Aim —
Without the pictures, output the records below word for word.

Records for this task —

>>

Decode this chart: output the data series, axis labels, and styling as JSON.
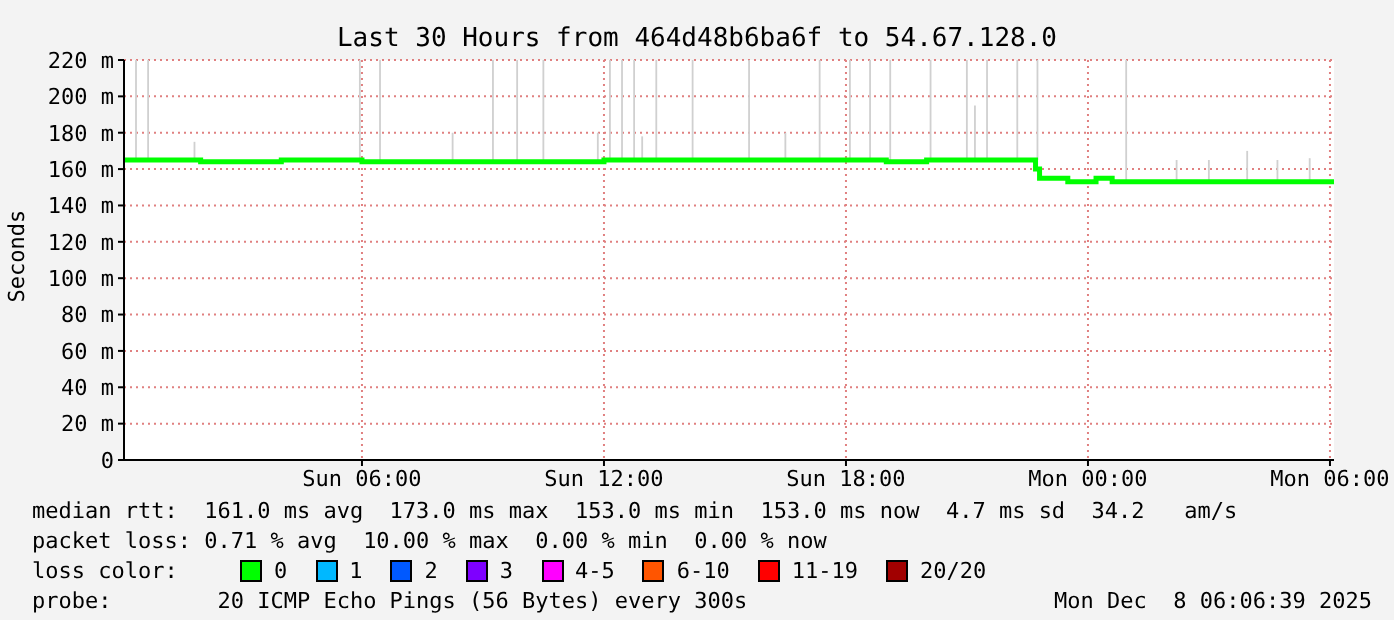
{
  "chart_data": {
    "type": "step",
    "title": "Last 30 Hours from 464d48b6ba6f to 54.67.128.0",
    "ylabel": "Seconds",
    "xlim": [
      "2025-12-07T00:06",
      "2025-12-08T06:06"
    ],
    "xticks": [
      {
        "value": "2025-12-07T06:00",
        "label": "Sun 06:00"
      },
      {
        "value": "2025-12-07T12:00",
        "label": "Sun 12:00"
      },
      {
        "value": "2025-12-07T18:00",
        "label": "Sun 18:00"
      },
      {
        "value": "2025-12-08T00:00",
        "label": "Mon 00:00"
      },
      {
        "value": "2025-12-08T06:00",
        "label": "Mon 06:00"
      }
    ],
    "ylim": [
      0,
      220
    ],
    "yticks": [
      0,
      {
        "value": 20,
        "label": "20 m"
      },
      {
        "value": 40,
        "label": "40 m"
      },
      {
        "value": 60,
        "label": "60 m"
      },
      {
        "value": 80,
        "label": "80 m"
      },
      {
        "value": 100,
        "label": "100 m"
      },
      {
        "value": 120,
        "label": "120 m"
      },
      {
        "value": 140,
        "label": "140 m"
      },
      {
        "value": 160,
        "label": "160 m"
      },
      {
        "value": 180,
        "label": "180 m"
      },
      {
        "value": 200,
        "label": "200 m"
      },
      {
        "value": 220,
        "label": "220 m"
      }
    ],
    "grid": true,
    "legend": "bottom",
    "legend_title": "loss color:",
    "series": [
      {
        "type": "bar",
        "color": "#d0d0d0",
        "x": [
          "2025-12-07T00:24",
          "2025-12-07T00:42",
          "2025-12-07T01:51",
          "2025-12-07T05:57",
          "2025-12-07T06:27",
          "2025-12-07T08:15",
          "2025-12-07T09:15",
          "2025-12-07T09:51",
          "2025-12-07T10:30",
          "2025-12-07T11:51",
          "2025-12-07T12:09",
          "2025-12-07T12:27",
          "2025-12-07T12:45",
          "2025-12-07T12:57",
          "2025-12-07T13:18",
          "2025-12-07T14:12",
          "2025-12-07T15:36",
          "2025-12-07T16:30",
          "2025-12-07T17:21",
          "2025-12-07T18:06",
          "2025-12-07T18:36",
          "2025-12-07T19:06",
          "2025-12-07T20:06",
          "2025-12-07T21:00",
          "2025-12-07T21:12",
          "2025-12-07T21:30",
          "2025-12-07T22:15",
          "2025-12-07T22:45",
          "2025-12-08T00:57",
          "2025-12-08T02:12",
          "2025-12-08T03:00",
          "2025-12-08T03:57",
          "2025-12-08T04:42",
          "2025-12-08T05:30"
        ],
        "base": [
          165,
          165,
          165,
          165,
          165,
          165,
          165,
          165,
          165,
          165,
          165,
          165,
          165,
          165,
          165,
          165,
          165,
          165,
          165,
          165,
          165,
          165,
          165,
          165,
          165,
          165,
          165,
          165,
          153,
          153,
          153,
          153,
          153,
          153
        ],
        "values": [
          55,
          55,
          10,
          55,
          55,
          15,
          55,
          55,
          55,
          15,
          55,
          55,
          55,
          13,
          55,
          55,
          55,
          15,
          55,
          55,
          55,
          55,
          55,
          55,
          30,
          55,
          55,
          55,
          67,
          12,
          12,
          17,
          12,
          13
        ]
      },
      {
        "name": "0",
        "color": "#00ff00",
        "x": [
          "2025-12-07T00:06",
          "2025-12-07T02:00",
          "2025-12-07T04:00",
          "2025-12-07T06:00",
          "2025-12-07T09:00",
          "2025-12-07T12:00",
          "2025-12-07T16:00",
          "2025-12-07T19:00",
          "2025-12-07T20:00",
          "2025-12-07T22:36",
          "2025-12-07T22:42",
          "2025-12-07T22:48",
          "2025-12-07T23:30",
          "2025-12-08T00:06",
          "2025-12-08T00:12",
          "2025-12-08T00:30",
          "2025-12-08T00:36",
          "2025-12-08T06:06"
        ],
        "values": [
          165,
          164,
          165,
          164,
          164,
          165,
          165,
          164,
          165,
          165,
          160,
          155,
          153,
          153,
          155,
          155,
          153,
          153
        ]
      },
      {
        "name": "1",
        "color": "#00b8ff"
      },
      {
        "name": "2",
        "color": "#0059ff"
      },
      {
        "name": "3",
        "color": "#7e00ff"
      },
      {
        "name": "4-5",
        "color": "#ff00ff"
      },
      {
        "name": "6-10",
        "color": "#ff5500"
      },
      {
        "name": "11-19",
        "color": "#ff0000"
      },
      {
        "name": "20/20",
        "color": "#a10000"
      }
    ],
    "annotations": [
      "median rtt:  161.0 ms avg  173.0 ms max  153.0 ms min  153.0 ms now  4.7 ms sd  34.2   am/s",
      "packet loss: 0.71 % avg  10.00 % max  0.00 % min  0.00 % now",
      "probe:        20 ICMP Echo Pings (56 Bytes) every 300s",
      "Mon Dec  8 06:06:39 2025"
    ]
  }
}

<<

Expected answer —
Decode this chart: output the data series, axis labels, and styling as JSON.
{
  "chart_data": {
    "type": "step",
    "title": "Last 30 Hours from 464d48b6ba6f to 54.67.128.0",
    "ylabel": "Seconds",
    "xlim": [
      "2025-12-07T00:06",
      "2025-12-08T06:06"
    ],
    "xticks": [
      {
        "value": "2025-12-07T06:00",
        "label": "Sun 06:00"
      },
      {
        "value": "2025-12-07T12:00",
        "label": "Sun 12:00"
      },
      {
        "value": "2025-12-07T18:00",
        "label": "Sun 18:00"
      },
      {
        "value": "2025-12-08T00:00",
        "label": "Mon 00:00"
      },
      {
        "value": "2025-12-08T06:00",
        "label": "Mon 06:00"
      }
    ],
    "ylim": [
      0,
      220
    ],
    "yticks": [
      0,
      {
        "value": 20,
        "label": "20 m"
      },
      {
        "value": 40,
        "label": "40 m"
      },
      {
        "value": 60,
        "label": "60 m"
      },
      {
        "value": 80,
        "label": "80 m"
      },
      {
        "value": 100,
        "label": "100 m"
      },
      {
        "value": 120,
        "label": "120 m"
      },
      {
        "value": 140,
        "label": "140 m"
      },
      {
        "value": 160,
        "label": "160 m"
      },
      {
        "value": 180,
        "label": "180 m"
      },
      {
        "value": 200,
        "label": "200 m"
      },
      {
        "value": 220,
        "label": "220 m"
      }
    ],
    "grid": true,
    "legend": "bottom",
    "legend_title": "loss color:",
    "series": [
      {
        "type": "bar",
        "color": "#d0d0d0",
        "x": [
          "2025-12-07T00:24",
          "2025-12-07T00:42",
          "2025-12-07T01:51",
          "2025-12-07T05:57",
          "2025-12-07T06:27",
          "2025-12-07T08:15",
          "2025-12-07T09:15",
          "2025-12-07T09:51",
          "2025-12-07T10:30",
          "2025-12-07T11:51",
          "2025-12-07T12:09",
          "2025-12-07T12:27",
          "2025-12-07T12:45",
          "2025-12-07T12:57",
          "2025-12-07T13:18",
          "2025-12-07T14:12",
          "2025-12-07T15:36",
          "2025-12-07T16:30",
          "2025-12-07T17:21",
          "2025-12-07T18:06",
          "2025-12-07T18:36",
          "2025-12-07T19:06",
          "2025-12-07T20:06",
          "2025-12-07T21:00",
          "2025-12-07T21:12",
          "2025-12-07T21:30",
          "2025-12-07T22:15",
          "2025-12-07T22:45",
          "2025-12-08T00:57",
          "2025-12-08T02:12",
          "2025-12-08T03:00",
          "2025-12-08T03:57",
          "2025-12-08T04:42",
          "2025-12-08T05:30"
        ],
        "base": [
          165,
          165,
          165,
          165,
          165,
          165,
          165,
          165,
          165,
          165,
          165,
          165,
          165,
          165,
          165,
          165,
          165,
          165,
          165,
          165,
          165,
          165,
          165,
          165,
          165,
          165,
          165,
          165,
          153,
          153,
          153,
          153,
          153,
          153
        ],
        "values": [
          55,
          55,
          10,
          55,
          55,
          15,
          55,
          55,
          55,
          15,
          55,
          55,
          55,
          13,
          55,
          55,
          55,
          15,
          55,
          55,
          55,
          55,
          55,
          55,
          30,
          55,
          55,
          55,
          67,
          12,
          12,
          17,
          12,
          13
        ]
      },
      {
        "name": "0",
        "color": "#00ff00",
        "x": [
          "2025-12-07T00:06",
          "2025-12-07T02:00",
          "2025-12-07T04:00",
          "2025-12-07T06:00",
          "2025-12-07T09:00",
          "2025-12-07T12:00",
          "2025-12-07T16:00",
          "2025-12-07T19:00",
          "2025-12-07T20:00",
          "2025-12-07T22:36",
          "2025-12-07T22:42",
          "2025-12-07T22:48",
          "2025-12-07T23:30",
          "2025-12-08T00:06",
          "2025-12-08T00:12",
          "2025-12-08T00:30",
          "2025-12-08T00:36",
          "2025-12-08T06:06"
        ],
        "values": [
          165,
          164,
          165,
          164,
          164,
          165,
          165,
          164,
          165,
          165,
          160,
          155,
          153,
          153,
          155,
          155,
          153,
          153
        ]
      },
      {
        "name": "1",
        "color": "#00b8ff"
      },
      {
        "name": "2",
        "color": "#0059ff"
      },
      {
        "name": "3",
        "color": "#7e00ff"
      },
      {
        "name": "4-5",
        "color": "#ff00ff"
      },
      {
        "name": "6-10",
        "color": "#ff5500"
      },
      {
        "name": "11-19",
        "color": "#ff0000"
      },
      {
        "name": "20/20",
        "color": "#a10000"
      }
    ],
    "annotations": [
      "median rtt:  161.0 ms avg  173.0 ms max  153.0 ms min  153.0 ms now  4.7 ms sd  34.2   am/s",
      "packet loss: 0.71 % avg  10.00 % max  0.00 % min  0.00 % now",
      "probe:        20 ICMP Echo Pings (56 Bytes) every 300s",
      "Mon Dec  8 06:06:39 2025"
    ]
  }
}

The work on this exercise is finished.